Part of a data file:
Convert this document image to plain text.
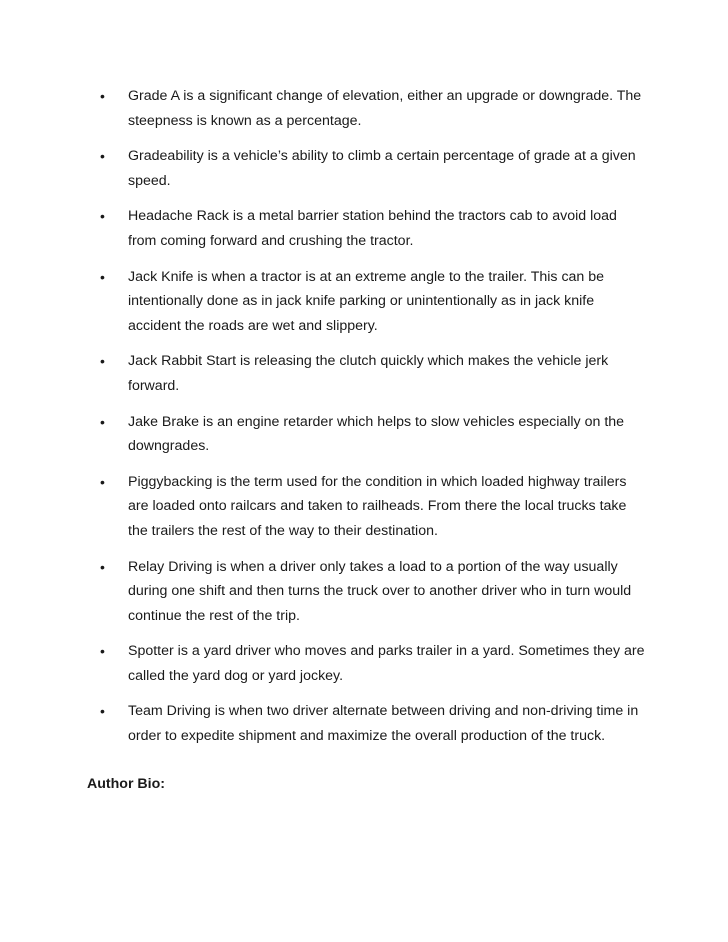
•	Grade A is a significant change of elevation, either an upgrade or downgrade. The steepness is known as a percentage.
•	Gradeability is a vehicle’s ability to climb a certain percentage of grade at a given speed.
•	Headache Rack is a metal barrier station behind the tractors cab to avoid load from coming forward and crushing the tractor.
•	Jack Knife is when a tractor is at an extreme angle to the trailer. This can be intentionally done as in jack knife parking or unintentionally as in jack knife accident the roads are wet and slippery.
•	Jack Rabbit Start is releasing the clutch quickly which makes the vehicle jerk forward.
•	Jake Brake is an engine retarder which helps to slow vehicles especially on the downgrades.
•	Piggybacking is the term used for the condition in which loaded highway trailers are loaded onto railcars and taken to railheads. From there the local trucks take the trailers the rest of the way to their destination.
•	Relay Driving is when a driver only takes a load to a portion of the way usually during one shift and then turns the truck over to another driver who in turn would continue the rest of the trip.
•	Spotter is a yard driver who moves and parks trailer in a yard. Sometimes they are called the yard dog or yard jockey.
•	Team Driving is when two driver alternate between driving and non-driving time in order to expedite shipment and maximize the overall production of the truck.

Author Bio:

• _Exercise brief_
Without the pictures, print the whole listing exactly as given.

• _Task solution_
Convert this document image to plain text.
•	Grade A is a significant change of elevation, either an upgrade or downgrade. The steepness is known as a percentage.
•	Gradeability is a vehicle’s ability to climb a certain percentage of grade at a given speed.
•	Headache Rack is a metal barrier station behind the tractors cab to avoid load from coming forward and crushing the tractor.
•	Jack Knife is when a tractor is at an extreme angle to the trailer. This can be intentionally done as in jack knife parking or unintentionally as in jack knife accident the roads are wet and slippery.
•	Jack Rabbit Start is releasing the clutch quickly which makes the vehicle jerk forward.
•	Jake Brake is an engine retarder which helps to slow vehicles especially on the downgrades.
•	Piggybacking is the term used for the condition in which loaded highway trailers are loaded onto railcars and taken to railheads. From there the local trucks take the trailers the rest of the way to their destination.
•	Relay Driving is when a driver only takes a load to a portion of the way usually during one shift and then turns the truck over to another driver who in turn would continue the rest of the trip.
•	Spotter is a yard driver who moves and parks trailer in a yard. Sometimes they are called the yard dog or yard jockey.
•	Team Driving is when two driver alternate between driving and non-driving time in order to expedite shipment and maximize the overall production of the truck.

Author Bio:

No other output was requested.